That's wisdom from the past, captured for posterity at the US Naval Institute, shared via the web on the institute's 137th anniversary.

From their about page:

The Naval Institute shall remain

INDEPENDENT - A non-profit member association, with no government support, that does not lobby for special interests;

NON-PARTISAN - An independent, professional military association with a mission, goals and objectives that transcend political affiliations; and shall encourage

IDEAS - Through its respected journals Proceedings and Naval History, its conferences, its books and its online content, in support of those who serve.

"The Naval Institute has three core activities," among them, History and Preservation:

The Naval Institute also has recently introduced Americans at War, a living history of Americans at war in their own words and from their own experiences. These 90-second vignettes convey powerful stories of inspiration, pride, and patriotism.

Take a look at the collection, and you'll see it's not limited to accounts from those who served on ships at sea, members of the other branches are well-represented.

I'm fortunate to have met USNI's Mary Ripley, she's responsible for the institute's oral history program (and she's the daughter of the late John Ripley, whose story is told here). She also deserves much credit for their blog. ("We're not the Navy nor any government agency. Blog and comment freely.") We met at a milblog conference - Mary knew (and I would come to realize) that milbloggers are the 21st-century version of exactly what the US Naval Institute is all about. Once that light bulb came on in my head, I mentioned a vague idea for a project to her - milblogs as the 21st century oral history that they are.

━━━━

# Tasks and exercises
a. Decide whether each statement agrees with the Naval Institute text. Answer yes or no for each, and quote the exact words of the text that decide it. (i) The Naval Institute receives government support. (ii) The Americans at War vignettes are 90 seconds long. (iii) Mary Ripley is responsible for the institute's oral history program.
b. Translate this sentence from the Naval Institute text into Spanish: "These 90-second vignettes convey powerful stories of inspiration, pride, and patriotism."
c. List every means the Naval Institute text names through which the institute encourages ideas.

(Items from a data source)
━━━━

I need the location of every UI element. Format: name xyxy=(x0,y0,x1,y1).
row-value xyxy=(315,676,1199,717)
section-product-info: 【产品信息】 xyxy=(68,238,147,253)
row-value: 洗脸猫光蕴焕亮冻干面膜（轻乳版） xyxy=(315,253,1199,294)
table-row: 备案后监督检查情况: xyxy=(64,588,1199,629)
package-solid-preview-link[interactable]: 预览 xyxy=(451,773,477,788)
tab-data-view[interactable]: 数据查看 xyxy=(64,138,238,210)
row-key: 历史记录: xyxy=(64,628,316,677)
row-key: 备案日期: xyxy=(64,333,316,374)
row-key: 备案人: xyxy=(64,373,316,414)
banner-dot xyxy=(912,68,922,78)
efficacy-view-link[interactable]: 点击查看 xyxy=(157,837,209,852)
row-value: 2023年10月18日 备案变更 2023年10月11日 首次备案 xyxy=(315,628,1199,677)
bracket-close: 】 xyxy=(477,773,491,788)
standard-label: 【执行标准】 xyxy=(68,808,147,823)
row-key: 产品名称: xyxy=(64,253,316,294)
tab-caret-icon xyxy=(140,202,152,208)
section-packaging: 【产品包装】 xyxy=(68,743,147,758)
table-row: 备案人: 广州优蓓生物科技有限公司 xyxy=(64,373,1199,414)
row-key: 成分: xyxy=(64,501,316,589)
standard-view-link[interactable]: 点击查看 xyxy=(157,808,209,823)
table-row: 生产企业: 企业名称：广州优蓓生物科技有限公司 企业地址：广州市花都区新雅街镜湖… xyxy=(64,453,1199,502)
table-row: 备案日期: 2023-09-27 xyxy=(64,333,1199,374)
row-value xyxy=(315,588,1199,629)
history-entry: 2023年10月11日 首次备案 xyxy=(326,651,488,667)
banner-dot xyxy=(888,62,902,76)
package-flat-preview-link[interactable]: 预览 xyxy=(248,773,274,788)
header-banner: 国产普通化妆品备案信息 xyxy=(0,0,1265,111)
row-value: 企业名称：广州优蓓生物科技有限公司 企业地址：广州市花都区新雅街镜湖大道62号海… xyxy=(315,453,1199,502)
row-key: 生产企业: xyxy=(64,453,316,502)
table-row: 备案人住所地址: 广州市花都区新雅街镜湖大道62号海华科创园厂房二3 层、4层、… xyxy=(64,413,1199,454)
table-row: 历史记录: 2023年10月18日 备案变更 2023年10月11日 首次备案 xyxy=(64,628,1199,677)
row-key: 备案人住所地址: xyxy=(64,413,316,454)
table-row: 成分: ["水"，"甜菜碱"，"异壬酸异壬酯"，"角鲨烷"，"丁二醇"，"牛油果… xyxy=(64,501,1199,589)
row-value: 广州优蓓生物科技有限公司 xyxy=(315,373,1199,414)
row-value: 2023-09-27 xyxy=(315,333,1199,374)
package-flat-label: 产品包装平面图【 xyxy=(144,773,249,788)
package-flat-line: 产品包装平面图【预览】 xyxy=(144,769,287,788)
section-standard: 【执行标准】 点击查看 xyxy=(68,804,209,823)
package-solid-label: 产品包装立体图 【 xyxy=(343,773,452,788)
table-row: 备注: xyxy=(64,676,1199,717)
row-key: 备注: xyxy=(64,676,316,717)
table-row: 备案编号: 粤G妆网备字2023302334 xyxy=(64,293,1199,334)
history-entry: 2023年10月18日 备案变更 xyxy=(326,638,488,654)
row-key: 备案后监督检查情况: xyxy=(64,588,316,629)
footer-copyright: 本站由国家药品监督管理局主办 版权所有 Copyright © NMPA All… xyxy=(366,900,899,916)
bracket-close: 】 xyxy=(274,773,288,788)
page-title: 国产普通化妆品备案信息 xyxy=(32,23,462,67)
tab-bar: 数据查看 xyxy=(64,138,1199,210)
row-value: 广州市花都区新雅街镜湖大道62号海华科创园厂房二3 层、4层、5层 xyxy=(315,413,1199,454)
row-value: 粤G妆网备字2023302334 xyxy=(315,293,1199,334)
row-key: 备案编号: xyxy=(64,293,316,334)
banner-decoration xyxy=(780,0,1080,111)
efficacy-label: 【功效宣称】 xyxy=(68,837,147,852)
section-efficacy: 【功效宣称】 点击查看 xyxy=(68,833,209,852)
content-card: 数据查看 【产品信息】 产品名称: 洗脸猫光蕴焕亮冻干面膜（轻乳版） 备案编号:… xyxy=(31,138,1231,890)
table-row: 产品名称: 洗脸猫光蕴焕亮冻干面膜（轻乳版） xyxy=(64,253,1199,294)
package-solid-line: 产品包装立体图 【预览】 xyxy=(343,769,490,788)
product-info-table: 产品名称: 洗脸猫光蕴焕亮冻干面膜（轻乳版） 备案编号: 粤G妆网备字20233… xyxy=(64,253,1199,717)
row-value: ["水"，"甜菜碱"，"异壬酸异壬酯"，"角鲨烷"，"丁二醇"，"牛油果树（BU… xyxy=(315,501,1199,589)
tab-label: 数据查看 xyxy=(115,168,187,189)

━━━━

# Answer set
a.
(i) No: "with no government support"
(ii) Yes: "These 90-second vignettes"
(iii) Yes: "she's responsible for the institute's oral history program"

b. Estas viñetas de 90 segundos transmiten historias poderosas de inspiración, orgullo y patriotismo.

c.
- Proceedings (journal)
- Naval History (journal)
- Conferences
- Books
- Online content